◆ **Task statement**
Identify, in the records below, every line where the string "ahol" appears, and copy each such line.

◆ **Records for the exercise**
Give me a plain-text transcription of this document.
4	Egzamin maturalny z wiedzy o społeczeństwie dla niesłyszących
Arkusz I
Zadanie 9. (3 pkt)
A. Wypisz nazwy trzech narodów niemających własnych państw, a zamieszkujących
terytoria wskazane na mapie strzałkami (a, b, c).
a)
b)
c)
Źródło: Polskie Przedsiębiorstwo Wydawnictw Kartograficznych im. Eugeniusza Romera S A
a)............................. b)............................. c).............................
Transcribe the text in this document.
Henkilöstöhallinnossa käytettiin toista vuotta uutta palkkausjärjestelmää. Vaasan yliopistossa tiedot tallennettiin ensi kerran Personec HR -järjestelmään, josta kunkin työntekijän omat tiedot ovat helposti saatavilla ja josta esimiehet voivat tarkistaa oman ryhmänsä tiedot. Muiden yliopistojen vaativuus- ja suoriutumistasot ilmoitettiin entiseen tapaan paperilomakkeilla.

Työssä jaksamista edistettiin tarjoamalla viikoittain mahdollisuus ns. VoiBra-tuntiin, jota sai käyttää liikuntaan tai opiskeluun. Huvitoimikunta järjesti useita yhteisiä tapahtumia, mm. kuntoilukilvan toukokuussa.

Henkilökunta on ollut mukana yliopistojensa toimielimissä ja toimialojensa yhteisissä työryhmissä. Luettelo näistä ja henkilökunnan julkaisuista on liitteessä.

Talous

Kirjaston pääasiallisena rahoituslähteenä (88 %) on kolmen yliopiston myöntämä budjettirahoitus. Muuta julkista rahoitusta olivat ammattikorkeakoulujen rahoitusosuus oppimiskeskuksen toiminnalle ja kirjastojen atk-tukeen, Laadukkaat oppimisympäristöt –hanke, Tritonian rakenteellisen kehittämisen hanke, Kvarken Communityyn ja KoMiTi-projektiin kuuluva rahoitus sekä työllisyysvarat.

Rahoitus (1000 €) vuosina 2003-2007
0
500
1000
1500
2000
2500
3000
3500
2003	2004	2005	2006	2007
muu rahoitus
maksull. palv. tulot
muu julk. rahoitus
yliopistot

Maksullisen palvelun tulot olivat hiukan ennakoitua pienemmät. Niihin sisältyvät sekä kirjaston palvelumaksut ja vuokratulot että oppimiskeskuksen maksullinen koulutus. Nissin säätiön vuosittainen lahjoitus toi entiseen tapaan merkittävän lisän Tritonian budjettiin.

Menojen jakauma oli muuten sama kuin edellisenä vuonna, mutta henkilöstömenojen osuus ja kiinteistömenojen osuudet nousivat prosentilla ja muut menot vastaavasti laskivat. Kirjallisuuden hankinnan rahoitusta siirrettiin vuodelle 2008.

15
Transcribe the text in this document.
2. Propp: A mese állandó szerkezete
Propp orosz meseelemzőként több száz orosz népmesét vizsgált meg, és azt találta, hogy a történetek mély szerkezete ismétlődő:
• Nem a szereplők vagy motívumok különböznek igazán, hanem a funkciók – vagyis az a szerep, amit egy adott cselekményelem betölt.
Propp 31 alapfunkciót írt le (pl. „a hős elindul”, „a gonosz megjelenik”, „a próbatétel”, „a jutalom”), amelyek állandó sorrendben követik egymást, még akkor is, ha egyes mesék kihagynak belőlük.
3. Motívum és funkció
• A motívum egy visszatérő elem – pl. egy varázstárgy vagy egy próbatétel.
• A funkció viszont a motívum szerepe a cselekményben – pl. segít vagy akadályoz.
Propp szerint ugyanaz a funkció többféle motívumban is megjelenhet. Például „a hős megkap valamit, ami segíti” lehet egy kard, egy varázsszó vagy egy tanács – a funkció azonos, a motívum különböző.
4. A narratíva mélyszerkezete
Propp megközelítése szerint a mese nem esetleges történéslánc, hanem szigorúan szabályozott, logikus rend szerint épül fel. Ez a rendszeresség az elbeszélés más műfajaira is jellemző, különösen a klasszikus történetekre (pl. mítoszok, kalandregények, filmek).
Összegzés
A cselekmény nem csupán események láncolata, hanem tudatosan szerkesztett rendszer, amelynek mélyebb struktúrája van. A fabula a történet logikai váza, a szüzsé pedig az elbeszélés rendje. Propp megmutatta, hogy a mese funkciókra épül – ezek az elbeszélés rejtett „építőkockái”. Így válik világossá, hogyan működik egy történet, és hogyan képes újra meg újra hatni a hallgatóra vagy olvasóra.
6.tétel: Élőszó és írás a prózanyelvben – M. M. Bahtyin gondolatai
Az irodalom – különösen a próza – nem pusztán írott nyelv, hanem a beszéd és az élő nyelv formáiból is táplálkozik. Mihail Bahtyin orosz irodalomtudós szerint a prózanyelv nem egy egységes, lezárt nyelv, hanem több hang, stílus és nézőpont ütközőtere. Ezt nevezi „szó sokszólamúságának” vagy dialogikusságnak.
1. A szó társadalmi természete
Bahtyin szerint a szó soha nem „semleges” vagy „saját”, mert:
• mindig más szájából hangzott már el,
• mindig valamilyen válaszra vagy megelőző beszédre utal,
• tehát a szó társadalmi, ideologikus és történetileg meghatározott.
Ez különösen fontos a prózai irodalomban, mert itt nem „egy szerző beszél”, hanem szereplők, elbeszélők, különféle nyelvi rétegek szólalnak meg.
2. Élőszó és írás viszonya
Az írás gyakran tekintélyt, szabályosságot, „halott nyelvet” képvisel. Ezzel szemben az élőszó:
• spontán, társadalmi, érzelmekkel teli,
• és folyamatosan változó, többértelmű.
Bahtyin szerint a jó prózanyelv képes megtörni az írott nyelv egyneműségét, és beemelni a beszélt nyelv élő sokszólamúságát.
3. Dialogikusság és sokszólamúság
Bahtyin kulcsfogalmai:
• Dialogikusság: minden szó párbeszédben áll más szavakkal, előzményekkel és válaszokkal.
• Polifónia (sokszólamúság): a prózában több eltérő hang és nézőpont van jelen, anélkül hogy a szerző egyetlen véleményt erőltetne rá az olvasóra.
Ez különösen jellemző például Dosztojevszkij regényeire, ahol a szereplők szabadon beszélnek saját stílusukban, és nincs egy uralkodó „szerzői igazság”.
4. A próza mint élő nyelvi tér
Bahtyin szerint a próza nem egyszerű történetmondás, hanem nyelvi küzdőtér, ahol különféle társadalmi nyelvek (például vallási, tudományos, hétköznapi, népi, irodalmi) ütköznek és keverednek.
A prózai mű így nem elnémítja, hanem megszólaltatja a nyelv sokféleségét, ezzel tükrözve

◆ **Written response**
Ez különösen jellemző például Dosztojevszkij regényeire, ahol a szereplők szabadon beszélnek saját stílusukban, és nincs egy uralkodó „szerzői igazság”.
Bahtyin szerint a próza nem egyszerű történetmondás, hanem nyelvi küzdőtér, ahol különféle társadalmi nyelvek (például vallási, tudományos, hétköznapi, népi, irodalmi) ütköznek és keverednek.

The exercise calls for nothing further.